Dataset entries
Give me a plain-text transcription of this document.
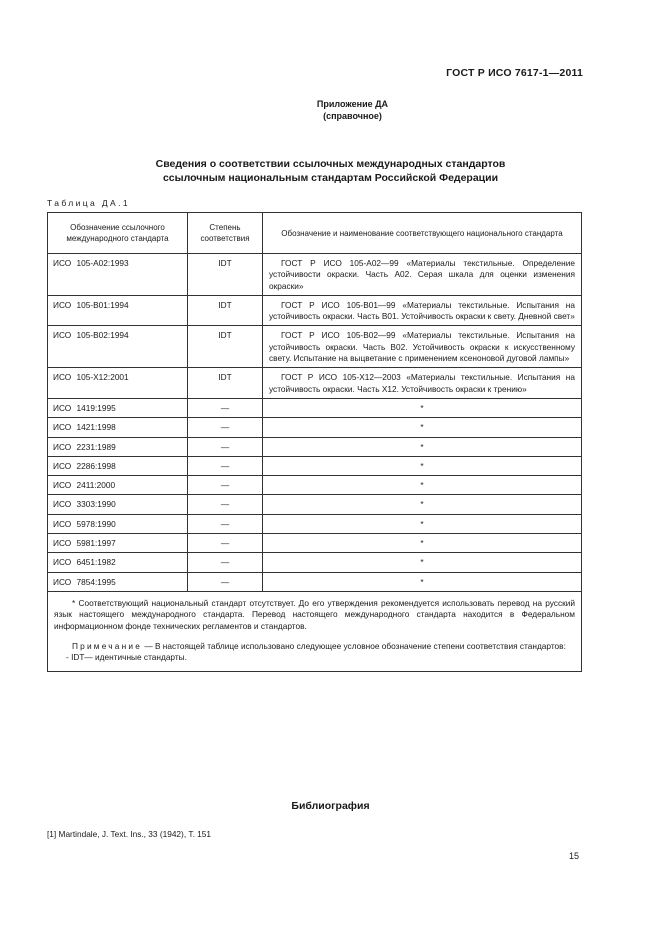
ГОСТ Р ИСО 7617-1—2011
Приложение ДА
(справочное)
Сведения о соответствии ссылочных международных стандартов
ссылочным национальным стандартам Российской Федерации
Таблица ДА.1
Обозначение ссылочного международного стандарта	Степень соответствия	Обозначение и наименование соответствующего национального стандарта
ИСО 105-А02:1993	IDT	ГОСТ Р ИСО 105-А02—99 «Материалы текстильные. Определение устойчивости окраски. Часть А02. Серая шкала для оценки изменения окраски»
ИСО 105-В01:1994	IDT	ГОСТ Р ИСО 105-В01—99 «Материалы текстильные. Испытания на устойчивость окраски. Часть В01. Устойчивость окраски к свету. Дневной свет»
ИСО 105-В02:1994	IDT	ГОСТ Р ИСО 105-В02—99 «Материалы текстильные. Испытания на устойчивость окраски. Часть В02. Устойчивость окраски к искусственному свету. Испытание на выцветание с применением ксеноновой дуговой лампы»
ИСО 105-Х12:2001	IDT	ГОСТ Р ИСО 105-Х12—2003 «Материалы текстильные. Испытания на устойчивость окраски. Часть Х12. Устойчивость окраски к трению»
ИСО 1419:1995	—	*
ИСО 1421:1998	—	*
ИСО 2231:1989	—	*
ИСО 2286:1998	—	*
ИСО 2411:2000	—	*
ИСО 3303:1990	—	*
ИСО 5978:1990	—	*
ИСО 5981:1997	—	*
ИСО 6451:1982	—	*
ИСО 7854:1995	—	*

* Соответствующий национальный стандарт отсутствует. До его утверждения рекомендуется использовать перевод на русский язык настоящего международного стандарта. Перевод настоящего международного стандарта находится в Федеральном информационном фонде технических регламентов и стандартов.

Примечание — В настоящей таблице использовано следующее условное обозначение степени соответствия стандартов:

- IDT— идентичные стандарты.		

Библиография
[1] Martindale, J. Text. Ins., 33 (1942), Т. 151
15
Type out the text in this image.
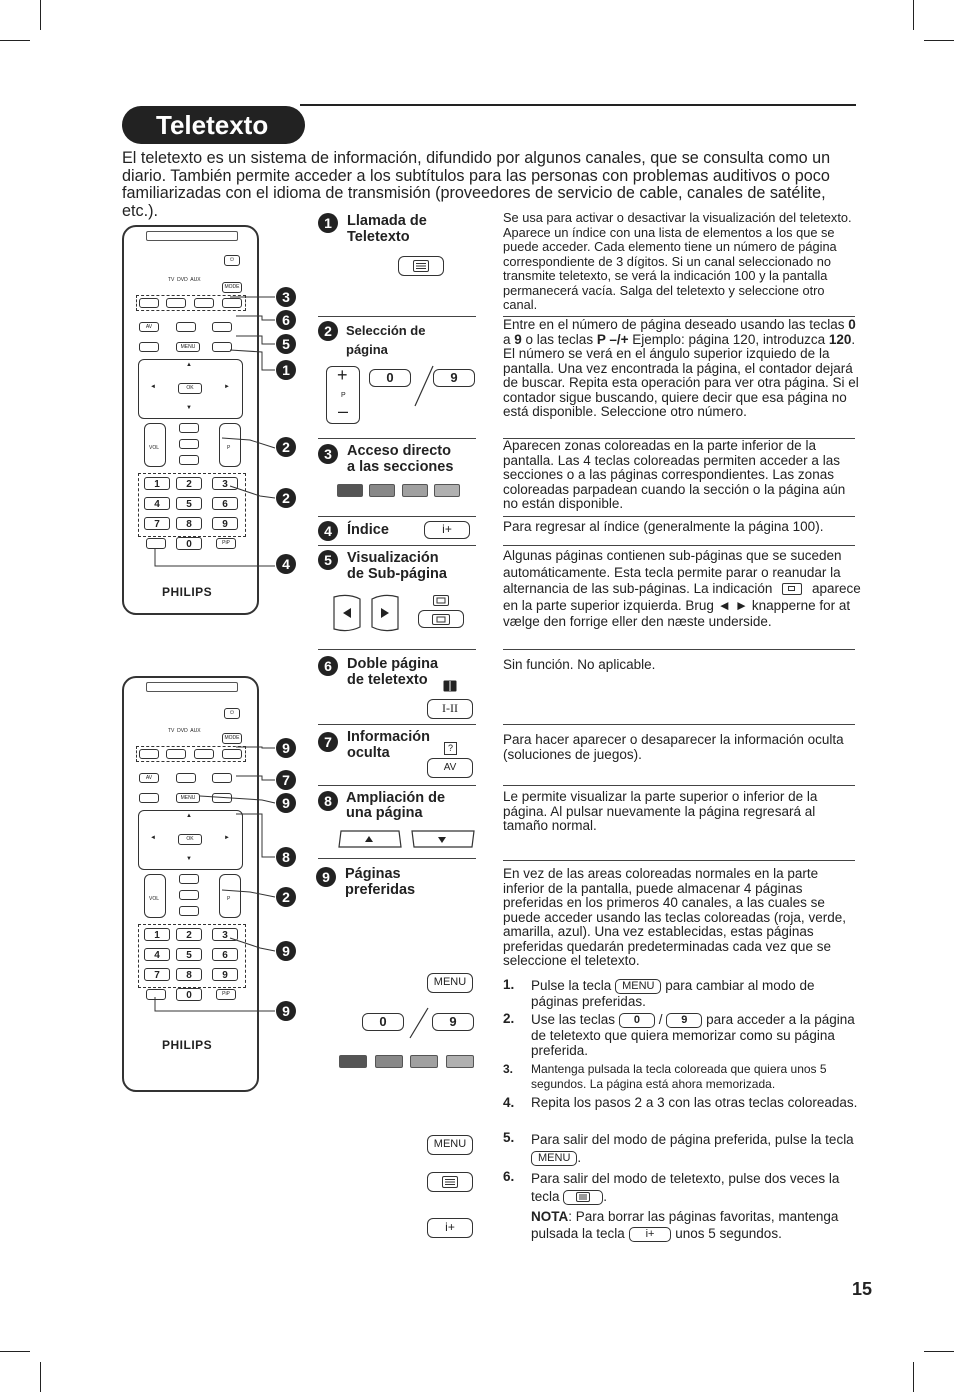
Teletexto
El teletexto es un sistema de información, difundido por algunos canales, que se consulta como un diario. También permite acceder a los subtítulos para las personas con problemas auditivos o poco familiarizadas con el idioma de transmisión (proveedores de servicio de cable, canales de satélite, etc.).
⏻
TV DVD AUX
MODE
AV
MENU
OK
▲
▼
◄	►
VOL	P
1	2	3
4	5	6
7	8	9
0	PiP
PHILIPS
3
6
5
1
2
2
4
⏻
TV DVD AUX
MODE
AV
MENU
OK
▲
▼
◄	►
VOL	P
1	2	3
4	5	6
7	8	9
0	PiP
PHILIPS
9
7
9
8
2
9
9
1	Llamada de
Teletexto
Se usa para activar o desactivar la visualización del teletexto. Aparece un índice con una lista de elementos a los que se puede acceder. Cada elemento tiene un número de página correspondiente de 3 dígitos. Si un canal seleccionado no transmite teletexto, se verá la indicación 100 y la pantalla permanecerá vacía. Salga del teletexto y seleccione otro canal.
2	Selección de
página
+
P
–
0	9
Entre en el número de página deseado usando las teclas 0 a 9 o las teclas P –/+ Ejemplo: página 120, introduzca 120. El número se verá en el ángulo superior izquiedo de la pantalla. Una vez encontrada la página, el contador dejará de buscar. Repita esta operación para ver otra página. Si el contador sigue buscando, quiere decir que esa página no está disponible. Seleccione otro número.
3	Acceso directo
a las secciones
Aparecen zonas coloreadas en la parte inferior de la pantalla. Las 4 teclas coloreadas permiten acceder a las secciones o a las páginas correspondientes. Las zonas coloreadas parpadean cuando la sección o la página aún no están disponible.
4	Índice	i+	Para regresar al índice (generalmente la página 100).
5	Visualización
de Sub-página
Algunas páginas contienen sub-páginas que se suceden automáticamente. Esta tecla permite parar o reanudar la alternancia de las sub-páginas. La indicación	aparece en la parte superior izquierda. Brug ◄ ► knapperne for at vælge den forrige eller den næste underside.
6	Doble página
de teletexto
I-II
Sin función. No aplicable.
7	Información
oculta	?
AV
Para hacer aparecer o desaparecer la información oculta (soluciones de juegos).
8 Ampliación de
una página
Le permite visualizar la parte superior o inferior de la página. Al pulsar nuevamente la página regresará al tamaño normal.
9	Páginas
preferidas
En vez de las areas coloreadas normales en la parte inferior de la pantalla, puede almacenar 4 páginas preferidas en los primeros 40 canales, a las cuales se puede acceder usando las teclas coloreadas (roja, verde, amarilla, azul). Una vez establecidas, estas páginas preferidas quedarán predeterminadas cada vez que se seleccione el teletexto.
MENU
0	9
MENU
i+
1. Pulse la tecla MENU para cambiar al modo de páginas preferidas.
2. Use las teclas 0 / 9 para acceder a la página de teletexto que quiera memorizar como su página preferida.
3. Mantenga pulsada la tecla coloreada que quiera unos 5 segundos. La página está ahora memorizada.
4. Repita los pasos 2 a 3 con las otras teclas coloreadas.
5. Para salir del modo de página preferida, pulse la tecla MENU .
6. Para salir del modo de teletexto, pulse dos veces la tecla	.
NOTA: Para borrar las páginas favoritas, mantenga pulsada la tecla i+ unos 5 segundos.
15
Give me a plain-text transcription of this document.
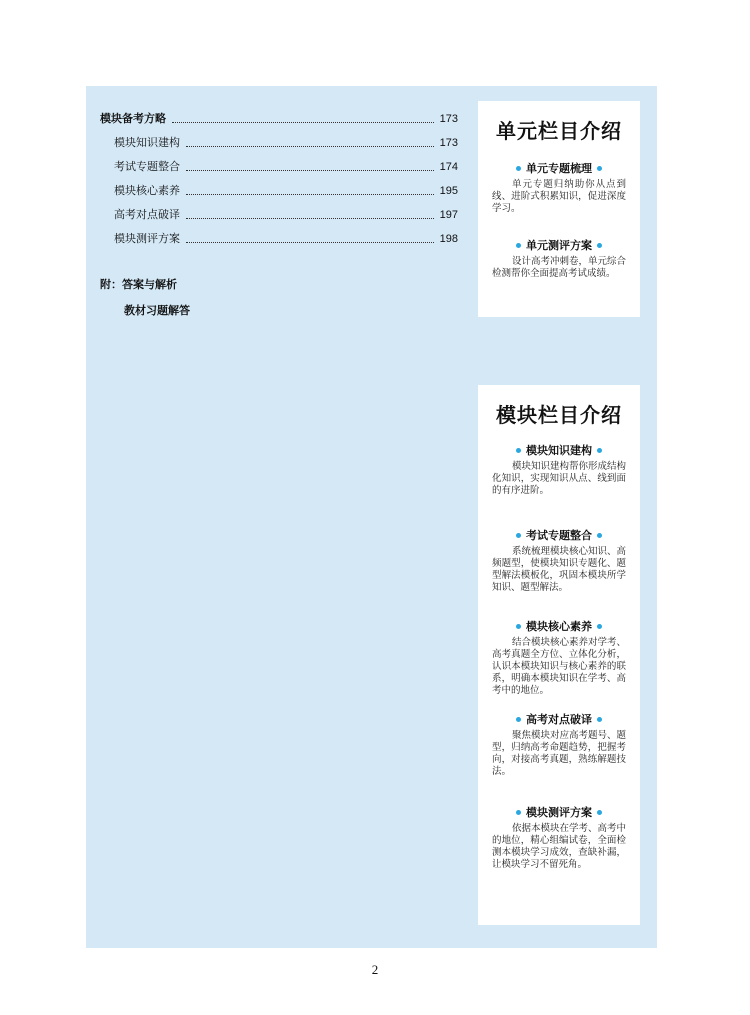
模块备考方略	173
模块知识建构	173
考试专题整合	174
模块核心素养	195
高考对点破译	197
模块测评方案	198
附：答案与解析
教材习题解答
单元栏目介绍
单元专题梳理
单元专题归纳助你从点到线、进阶式积累知识，促进深度学习。
单元测评方案
设计高考冲刺卷，单元综合检测帮你全面提高考试成绩。
模块栏目介绍
模块知识建构
模块知识建构帮你形成结构化知识，实现知识从点、线到面的有序进阶。
考试专题整合
系统梳理模块核心知识、高频题型，使模块知识专题化、题型解法模板化，巩固本模块所学知识、题型解法。
模块核心素养
结合模块核心素养对学考、高考真题全方位、立体化分析，认识本模块知识与核心素养的联系，明确本模块知识在学考、高考中的地位。
高考对点破译
聚焦模块对应高考题号、题型，归纳高考命题趋势，把握考向，对接高考真题，熟练解题技法。
模块测评方案
依据本模块在学考、高考中的地位，精心组编试卷，全面检测本模块学习成效，查缺补漏，让模块学习不留死角。
2
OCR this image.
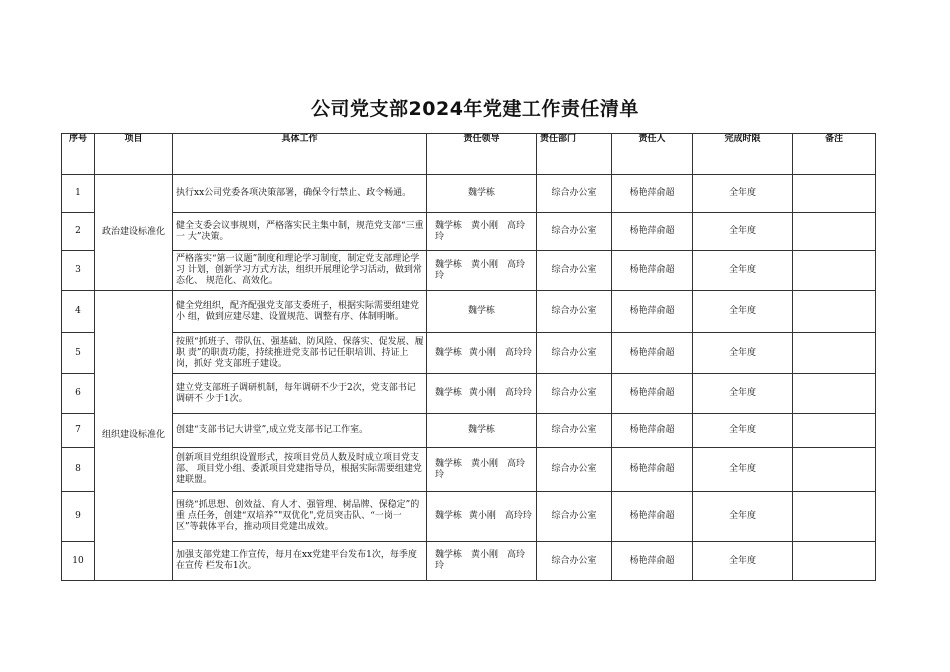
公司党支部2024年党建工作责任清单
序号	项目	具体工作	责任领导	责任部门	责任人	完成时限	备注
1	政治建设标准化	执行xx公司党委各项决策部署，确保令行禁止、政令畅通。	魏学栋	综合办公室	杨艳萍俞超	全年度	
2		健全支委会议事规则，严格落实民主集中制，规范党支部“三重一 大”决策。	魏学栋　黄小刚　高玲玲	综合办公室	杨艳萍俞超	全年度	
3		严格落实“第一议题”制度和理论学习制度，制定党支部理论学习 计划，创新学习方式方法，组织开展理论学习活动，做到常态化、 规范化、高效化。	魏学栋　黄小刚　高玲玲	综合办公室	杨艳萍俞超	全年度	
4	组织建设标准化	健全党组织，配齐配强党支部支委班子，根据实际需要组建党小 组，做到应建尽建、设置规范、调整有序、体制明晰。	魏学栋	综合办公室	杨艳萍俞超	全年度	
5		按照“抓班子、带队伍、强基础、防风险、保落实、促发展、履职 责”的职责功能，持续推进党支部书记任职培训、持证上岗，抓好 党支部班子建设。	魏学栋 黄小刚　高玲玲	综合办公室	杨艳萍俞超	全年度	
6		建立党支部班子调研机制，每年调研不少于2次，党支部书记调研不 少于1次。	魏学栋 黄小刚　高玲玲	综合办公室	杨艳萍俞超	全年度	
7		创建“支部书记大讲堂”,成立党支部书记工作室。	魏学栋	综合办公室	杨艳萍俞超	全年度	
8		创新项目党组织设置形式，按项目党员人数及时成立项目党支部、 项目党小组、委派项目党建指导员，根据实际需要组建党建联盟。	魏学栋　黄小刚　高玲玲	综合办公室	杨艳萍俞超	全年度	
9		围绕“抓思想、创效益、育人才、强管理、树品牌、保稳定”的重 点任务，创建“双培养”"双优化",党员突击队、“一岗一区”等载体平台，推动项目党建出成效。	魏学栋 黄小刚　高玲玲	综合办公室	杨艳萍俞超	全年度	
10		加强支部党建工作宣传，每月在xx党建平台发布1次，每季度在宣传 栏发布1次。	魏学栋　黄小刚　高玲玲	综合办公室	杨艳萍俞超	全年度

## Prompt
Copy out all lines that carry the word "disponible".

## Task output
Entre en el número de página deseado usando las teclas 0 a 9 o las teclas P –/+ Ejemplo: página 120, introduzca 120. El número se verá en el ángulo superior izquiedo de la pantalla. Una vez encontrada la página, el contador dejará de buscar. Repita esta operación para ver otra página. Si el contador sigue buscando, quiere decir que esa página no está disponible. Seleccione otro número.
Aparecen zonas coloreadas en la parte inferior de la pantalla. Las 4 teclas coloreadas permiten acceder a las secciones o a las páginas correspondientes. Las zonas coloreadas parpadean cuando la sección o la página aún no están disponible.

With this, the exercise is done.